■ **Job**: Pull each line holding "object" out of the entries below.
┏━━
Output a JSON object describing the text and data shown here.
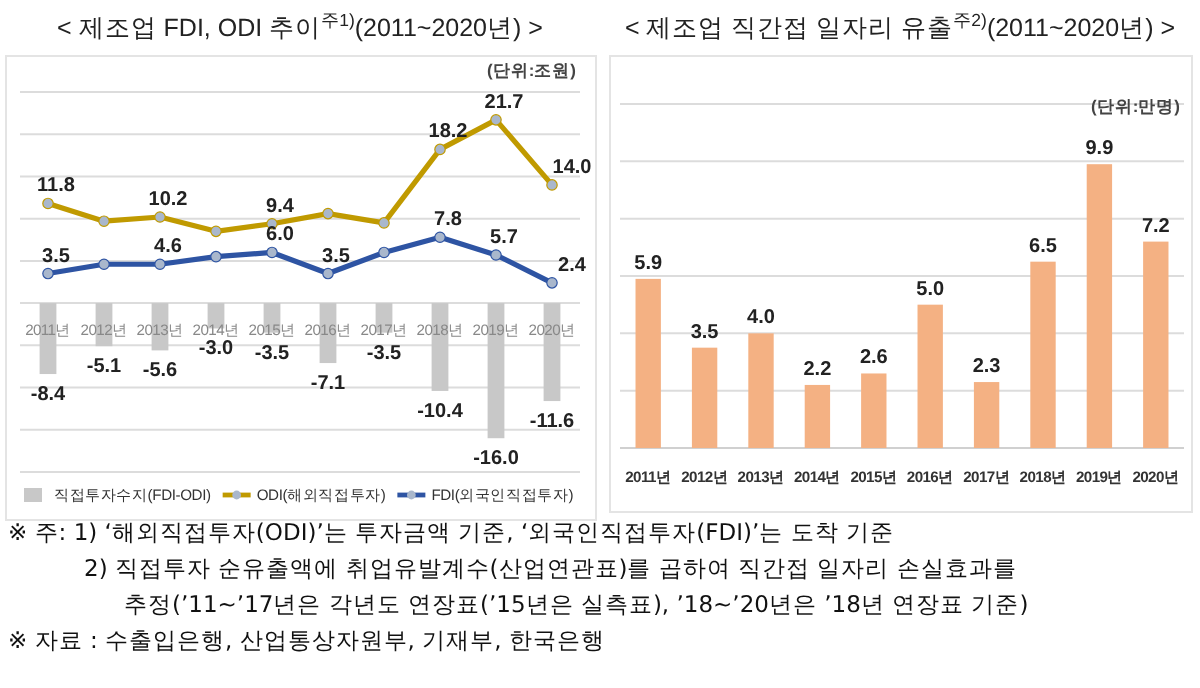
{
  "chart_data": [
    {
      "type": "bar",
      "title": "< 제조업 FDI, ODI 추이$^{주1)}$(2011~2020년) >",
      "categories": [
        "2011년",
        "2012년",
        "2013년",
        "2014년",
        "2015년",
        "2016년",
        "2017년",
        "2018년",
        "2019년",
        "2020년"
      ],
      "series": [
        {
          "name": "직접투자수지(FDI-ODI)",
          "type": "bar",
          "color": "#c8c8c8",
          "values": [
            -8.4,
            -5.1,
            -5.6,
            -3.0,
            -3.5,
            -7.1,
            -3.5,
            -10.4,
            -16.0,
            -11.6
          ],
          "value_labels": [
            "-8.4",
            "-5.1",
            "-5.6",
            "-3.0",
            "-3.5",
            "-7.1",
            "-3.5",
            "-10.4",
            "-16.0",
            "-11.6"
          ]
        },
        {
          "name": "ODI(해외직접투자)",
          "type": "line",
          "color": "#c09a00",
          "marker": "circle",
          "values": [
            11.8,
            9.7,
            10.2,
            8.5,
            9.4,
            10.6,
            9.5,
            18.2,
            21.7,
            14.0
          ],
          "value_labels": [
            "11.8",
            null,
            "10.2",
            null,
            "9.4",
            null,
            null,
            "18.2",
            "21.7",
            "14.0"
          ]
        },
        {
          "name": "FDI(외국인직접투자)",
          "type": "line",
          "color": "#2e54a3",
          "marker": "circle",
          "values": [
            3.5,
            4.6,
            4.6,
            5.5,
            6.0,
            3.5,
            6.0,
            7.8,
            5.7,
            2.4
          ],
          "value_labels": [
            "3.5",
            null,
            "4.6",
            null,
            "6.0",
            "3.5",
            null,
            "7.8",
            "5.7",
            "2.4"
          ]
        }
      ],
      "ylim": [
        -20,
        25
      ],
      "yticks": [
        {
          "value": -20,
          "label": null
        },
        {
          "value": -15,
          "label": null
        },
        {
          "value": -10,
          "label": null
        },
        {
          "value": -5,
          "label": null
        },
        {
          "value": 0,
          "label": null
        },
        {
          "value": 5,
          "label": null
        },
        {
          "value": 10,
          "label": null
        },
        {
          "value": 15,
          "label": null
        },
        {
          "value": 20,
          "label": null
        },
        {
          "value": 25,
          "label": null
        }
      ],
      "tick_labels": "x",
      "grid": "y",
      "legend": "bottom",
      "annotations": [
        "(단위:조원)"
      ]
    },
    {
      "type": "bar",
      "title": "< 제조업 직간접 일자리 유출$^{주2)}$(2011~2020년) >",
      "categories": [
        "2011년",
        "2012년",
        "2013년",
        "2014년",
        "2015년",
        "2016년",
        "2017년",
        "2018년",
        "2019년",
        "2020년"
      ],
      "values": [
        5.9,
        3.5,
        4.0,
        2.2,
        2.6,
        5.0,
        2.3,
        6.5,
        9.9,
        7.2
      ],
      "value_labels": [
        "5.9",
        "3.5",
        "4.0",
        "2.2",
        "2.6",
        "5.0",
        "2.3",
        "6.5",
        "9.9",
        "7.2"
      ],
      "color": "#f4b183",
      "ylim": [
        0,
        12
      ],
      "yticks": [
        {
          "value": 0,
          "label": null
        },
        {
          "value": 2,
          "label": null
        },
        {
          "value": 4,
          "label": null
        },
        {
          "value": 6,
          "label": null
        },
        {
          "value": 8,
          "label": null
        },
        {
          "value": 10,
          "label": null
        },
        {
          "value": 12,
          "label": null
        }
      ],
      "tick_labels": "x",
      "grid": "y",
      "annotations": [
        "(단위:만명)"
      ]
    },
    {
      "type": "other",
      "annotations": [
        "※ 주: 1) ‘해외직접투자(ODI)’는 투자금액 기준, ‘외국인직접투자(FDI)’는 도착 기준",
        "2) 직접투자 순유출액에 취업유발계수(산업연관표)를 곱하여 직간접 일자리 손실효과를",
        "추정(’11~’17년은 각년도 연장표(’15년은 실측표), ’18~’20년은 ’18년 연장표 기준)",
        "※ 자료 : 수출입은행, 산업통상자원부, 기재부, 한국은행"
      ]
    }
  ]
}
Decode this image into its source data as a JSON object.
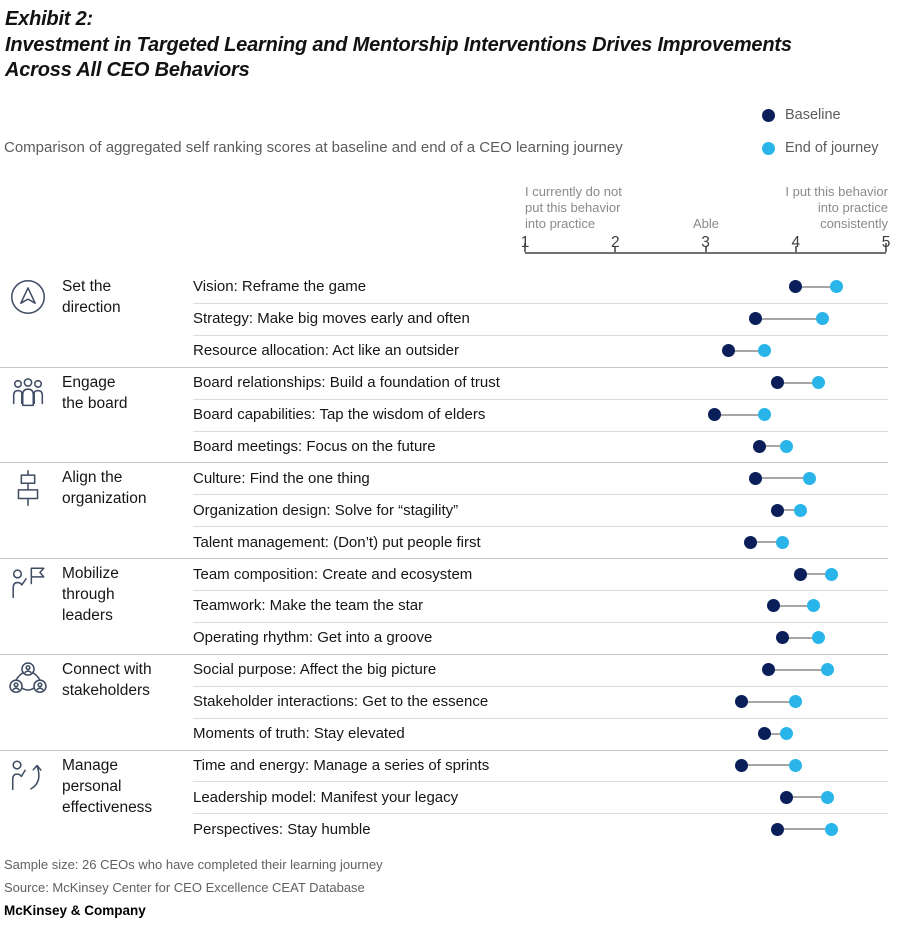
┗━━
■ **Reply**:
Output a JSON object describing the text and data shown here.
Decode this image into its source data as a JSON object.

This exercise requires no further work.